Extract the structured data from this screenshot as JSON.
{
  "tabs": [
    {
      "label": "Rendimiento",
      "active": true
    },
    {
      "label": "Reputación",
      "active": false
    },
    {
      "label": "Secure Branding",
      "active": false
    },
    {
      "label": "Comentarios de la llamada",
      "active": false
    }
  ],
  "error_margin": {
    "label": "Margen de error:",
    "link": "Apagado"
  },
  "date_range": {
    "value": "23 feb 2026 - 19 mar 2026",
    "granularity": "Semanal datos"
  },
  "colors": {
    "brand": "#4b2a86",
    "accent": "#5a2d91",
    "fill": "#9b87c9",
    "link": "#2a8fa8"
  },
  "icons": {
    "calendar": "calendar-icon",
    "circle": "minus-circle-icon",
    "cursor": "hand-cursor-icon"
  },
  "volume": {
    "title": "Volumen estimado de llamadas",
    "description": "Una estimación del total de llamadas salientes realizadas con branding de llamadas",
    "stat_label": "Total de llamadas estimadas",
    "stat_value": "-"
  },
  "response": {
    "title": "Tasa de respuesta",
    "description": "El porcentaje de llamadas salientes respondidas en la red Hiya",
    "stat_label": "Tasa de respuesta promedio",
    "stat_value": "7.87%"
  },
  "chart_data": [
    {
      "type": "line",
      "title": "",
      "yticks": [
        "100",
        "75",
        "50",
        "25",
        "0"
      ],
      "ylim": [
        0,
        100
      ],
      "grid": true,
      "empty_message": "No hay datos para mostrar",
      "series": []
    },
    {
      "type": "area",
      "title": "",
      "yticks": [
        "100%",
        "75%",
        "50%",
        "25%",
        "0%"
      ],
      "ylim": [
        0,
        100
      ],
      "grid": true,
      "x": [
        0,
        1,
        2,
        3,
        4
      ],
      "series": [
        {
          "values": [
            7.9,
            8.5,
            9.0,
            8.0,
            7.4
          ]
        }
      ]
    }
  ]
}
****************
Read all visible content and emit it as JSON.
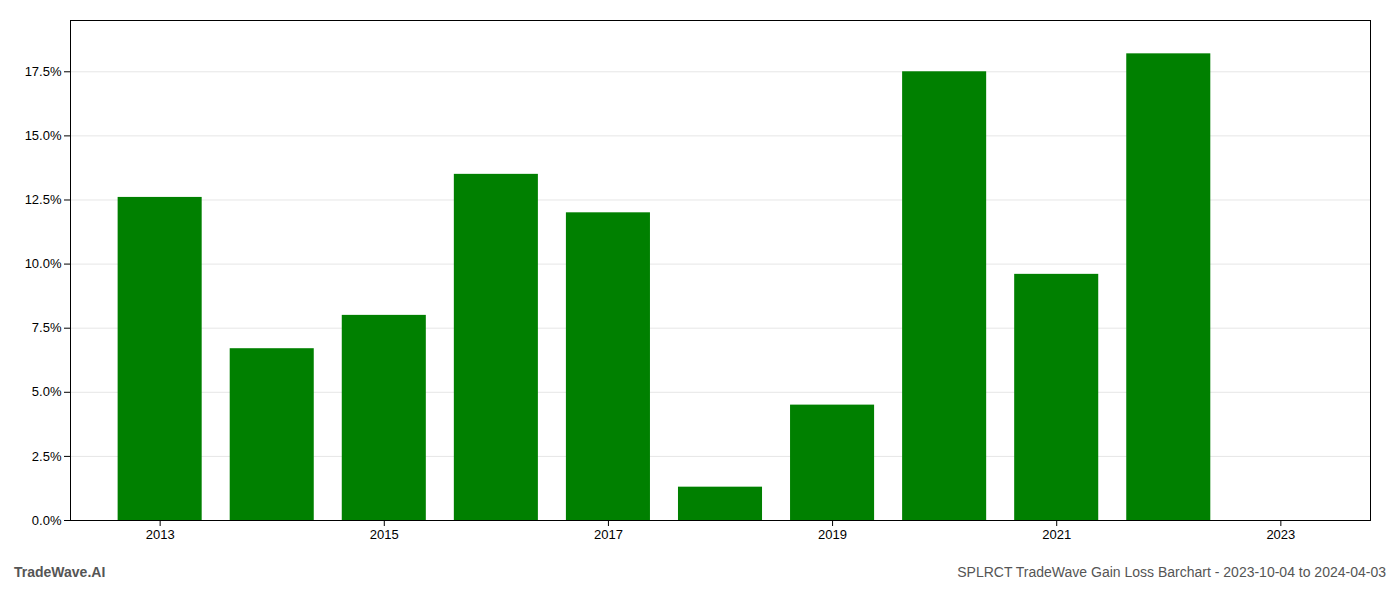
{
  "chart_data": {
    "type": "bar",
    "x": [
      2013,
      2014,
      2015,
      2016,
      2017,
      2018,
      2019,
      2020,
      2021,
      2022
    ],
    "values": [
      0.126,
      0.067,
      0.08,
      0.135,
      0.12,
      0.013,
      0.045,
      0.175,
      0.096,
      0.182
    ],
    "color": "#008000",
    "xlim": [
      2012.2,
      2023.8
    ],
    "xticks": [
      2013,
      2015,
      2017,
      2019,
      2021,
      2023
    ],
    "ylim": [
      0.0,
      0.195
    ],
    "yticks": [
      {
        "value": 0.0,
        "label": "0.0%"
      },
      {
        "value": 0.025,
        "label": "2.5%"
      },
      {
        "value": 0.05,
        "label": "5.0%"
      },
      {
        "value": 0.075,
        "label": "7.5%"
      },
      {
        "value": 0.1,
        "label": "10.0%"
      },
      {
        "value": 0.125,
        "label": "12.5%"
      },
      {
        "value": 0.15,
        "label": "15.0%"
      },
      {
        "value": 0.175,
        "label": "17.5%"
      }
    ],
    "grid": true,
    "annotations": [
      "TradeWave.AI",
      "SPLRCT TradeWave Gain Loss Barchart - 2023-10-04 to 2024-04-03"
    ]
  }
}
****************
Within the records, how many lines include "true"? The answer is the number and nothing else.

4